> _GIVEN EXERCISE_
Examine the records and identify each line that includes the string "Virginia". Copy those lines.

> _Stored records_

Start

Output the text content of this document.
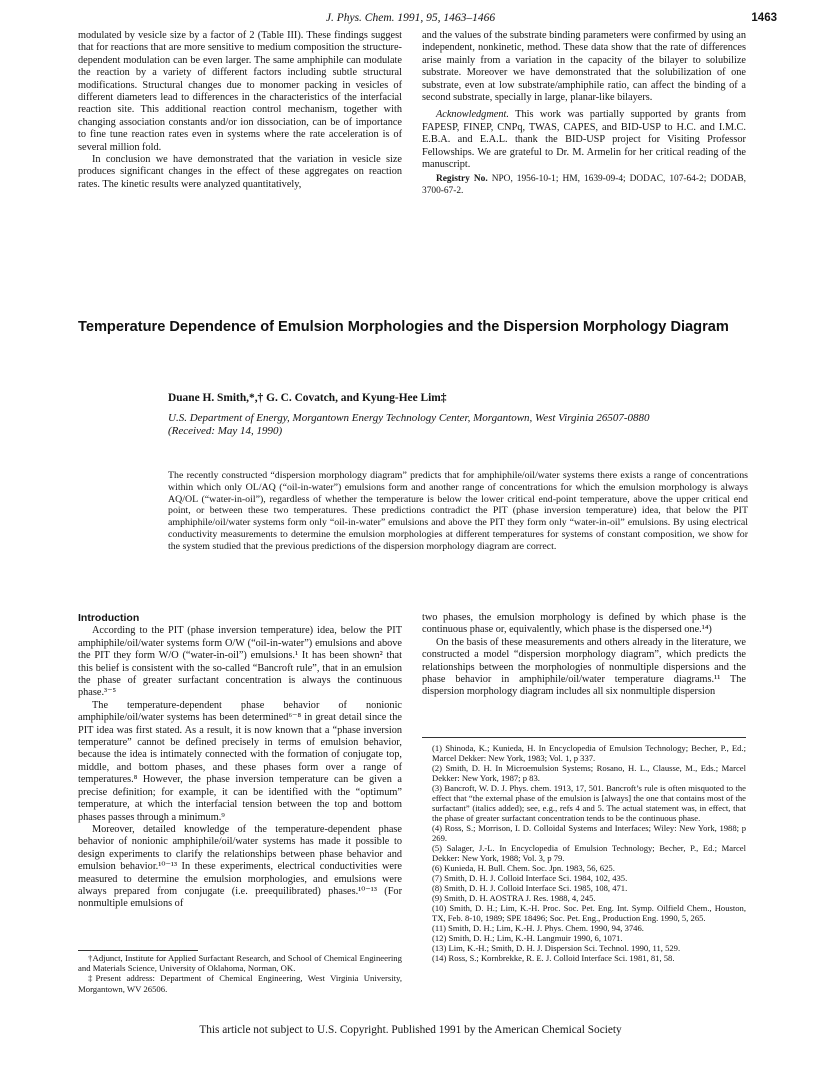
J. Phys. Chem. 1991, 95, 1463–1466	1463

modulated by vesicle size by a factor of 2 (Table III). These findings suggest that for reactions that are more sensitive to medium composition the structure-dependent modulation can be even larger. The same amphiphile can modulate the reaction by a variety of different factors including subtle structural modifications. Structural changes due to monomer packing in vesicles of different diameters lead to differences in the characteristics of the interfacial reaction site. This additional reaction control mechanism, together with changing association constants and/or ion dissociation, can be of importance to fine tune reaction rates even in systems where the rate acceleration is of several million fold.

In conclusion we have demonstrated that the variation in vesicle size produces significant changes in the effect of these aggregates on reaction rates. The kinetic results were analyzed quantitatively,

and the values of the substrate binding parameters were confirmed by using an independent, nonkinetic, method. These data show that the rate of differences arise mainly from a variation in the capacity of the bilayer to solubilize substrate. Moreover we have demonstrated that the solubilization of one substrate, even at low substrate/amphiphile ratio, can affect the binding of a second substrate, specially in large, planar-like bilayers.

Acknowledgment. This work was partially supported by grants from FAPESP, FINEP, CNPq, TWAS, CAPES, and BID-USP to H.C. and I.M.C. E.B.A. and E.A.L. thank the BID-USP project for Visiting Professor Fellowships. We are grateful to Dr. M. Armelin for her critical reading of the manuscript.

Registry No. NPO, 1956-10-1; HM, 1639-09-4; DODAC, 107-64-2; DODAB, 3700-67-2.

Temperature Dependence of Emulsion Morphologies and the Dispersion Morphology Diagram
Duane H. Smith,*,† G. C. Covatch, and Kyung-Hee Lim‡
U.S. Department of Energy, Morgantown Energy Technology Center, Morgantown, West Virginia 26507-0880
(Received: May 14, 1990)
The recently constructed “dispersion morphology diagram” predicts that for amphiphile/oil/water systems there exists a range of concentrations within which only OL/AQ (“oil-in-water”) emulsions form and another range of concentrations for which the emulsion morphology is always AQ/OL (“water-in-oil”), regardless of whether the temperature is below the lower critical end-point temperature, above the upper critical end point, or between these two temperatures. These predictions contradict the PIT (phase inversion temperature) idea, that below the PIT amphiphile/oil/water systems form only “oil-in-water” emulsions and above the PIT they form only “water-in-oil” emulsions. By using electrical conductivity measurements to determine the emulsion morphologies at different temperatures for systems of constant composition, we show for the system studied that the previous predictions of the dispersion morphology diagram are correct.

Introduction

According to the PIT (phase inversion temperature) idea, below the PIT amphiphile/oil/water systems form O/W (“oil-in-water”) emulsions and above the PIT they form W/O (“water-in-oil”) emulsions.¹ It has been shown² that this belief is consistent with the so-called “Bancroft rule”, that in an emulsion the phase of greater surfactant concentration is always the continuous phase.³⁻⁵

The temperature-dependent phase behavior of nonionic amphiphile/oil/water systems has been determined⁶⁻⁸ in great detail since the PIT idea was first stated. As a result, it is now known that a “phase inversion temperature” cannot be defined precisely in terms of emulsion behavior, because the idea is intimately connected with the formation of conjugate top, middle, and bottom phases, and these phases form over a range of temperatures.⁸ However, the phase inversion temperature can be given a precise definition; for example, it can be identified with the “optimum” temperature, at which the interfacial tension between the top and bottom phases passes through a minimum.⁹

Moreover, detailed knowledge of the temperature-dependent phase behavior of nonionic amphiphile/oil/water systems has made it possible to design experiments to clarify the relationships between phase behavior and emulsion behavior.¹⁰⁻¹³ In these experiments, electrical conductivities were measured to determine the emulsion morphologies, and emulsions were always prepared from conjugate (i.e. preequilibrated) phases.¹⁰⁻¹³ (For nonmultiple emulsions of

†Adjunct, Institute for Applied Surfactant Research, and School of Chemical Engineering and Materials Science, University of Oklahoma, Norman, OK.

‡Present address: Department of Chemical Engineering, West Virginia University, Morgantown, WV 26506.

two phases, the emulsion morphology is defined by which phase is the continuous phase or, equivalently, which phase is the dispersed one.¹⁴)

On the basis of these measurements and others already in the literature, we constructed a model “dispersion morphology diagram”, which predicts the relationships between the morphologies of nonmultiple dispersions and the phase behavior in amphiphile/oil/water temperature diagrams.¹¹ The dispersion morphology diagram includes all six nonmultiple dispersion

(1) Shinoda, K.; Kunieda, H. In Encyclopedia of Emulsion Technology; Becher, P., Ed.; Marcel Dekker: New York, 1983; Vol. 1, p 337.

(2) Smith, D. H. In Microemulsion Systems; Rosano, H. L., Clausse, M., Eds.; Marcel Dekker: New York, 1987; p 83.

(3) Bancroft, W. D. J. Phys. chem. 1913, 17, 501. Bancroft’s rule is often misquoted to the effect that “the external phase of the emulsion is [always] the one that contains most of the surfactant” (italics added); see, e.g., refs 4 and 5. The actual statement was, in effect, that the phase of greater surfactant concentration tends to be the continuous phase.

(4) Ross, S.; Morrison, I. D. Colloidal Systems and Interfaces; Wiley: New York, 1988; p 269.

(5) Salager, J.-L. In Encyclopedia of Emulsion Technology; Becher, P., Ed.; Marcel Dekker: New York, 1988; Vol. 3, p 79.

(6) Kunieda, H. Bull. Chem. Soc. Jpn. 1983, 56, 625.

(7) Smith, D. H. J. Colloid Interface Sci. 1984, 102, 435.

(8) Smith, D. H. J. Colloid Interface Sci. 1985, 108, 471.

(9) Smith, D. H. AOSTRA J. Res. 1988, 4, 245.

(10) Smith, D. H.; Lim, K.-H. Proc. Soc. Pet. Eng. Int. Symp. Oilfield Chem., Houston, TX, Feb. 8-10, 1989; SPE 18496; Soc. Pet. Eng., Production Eng. 1990, 5, 265.

(11) Smith, D. H.; Lim, K.-H. J. Phys. Chem. 1990, 94, 3746.

(12) Smith, D. H.; Lim, K.-H. Langmuir 1990, 6, 1071.

(13) Lim, K.-H.; Smith, D. H. J. Dispersion Sci. Technol. 1990, 11, 529.

(14) Ross, S.; Kornbrekke, R. E. J. Colloid Interface Sci. 1981, 81, 58.

This article not subject to U.S. Copyright. Published 1991 by the American Chemical Society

End

> _EXERCISE ANSWER_
U.S. Department of Energy, Morgantown Energy Technology Center, Morgantown, West Virginia 26507-0880
‡Present address: Department of Chemical Engineering, West Virginia University, Morgantown, WV 26506.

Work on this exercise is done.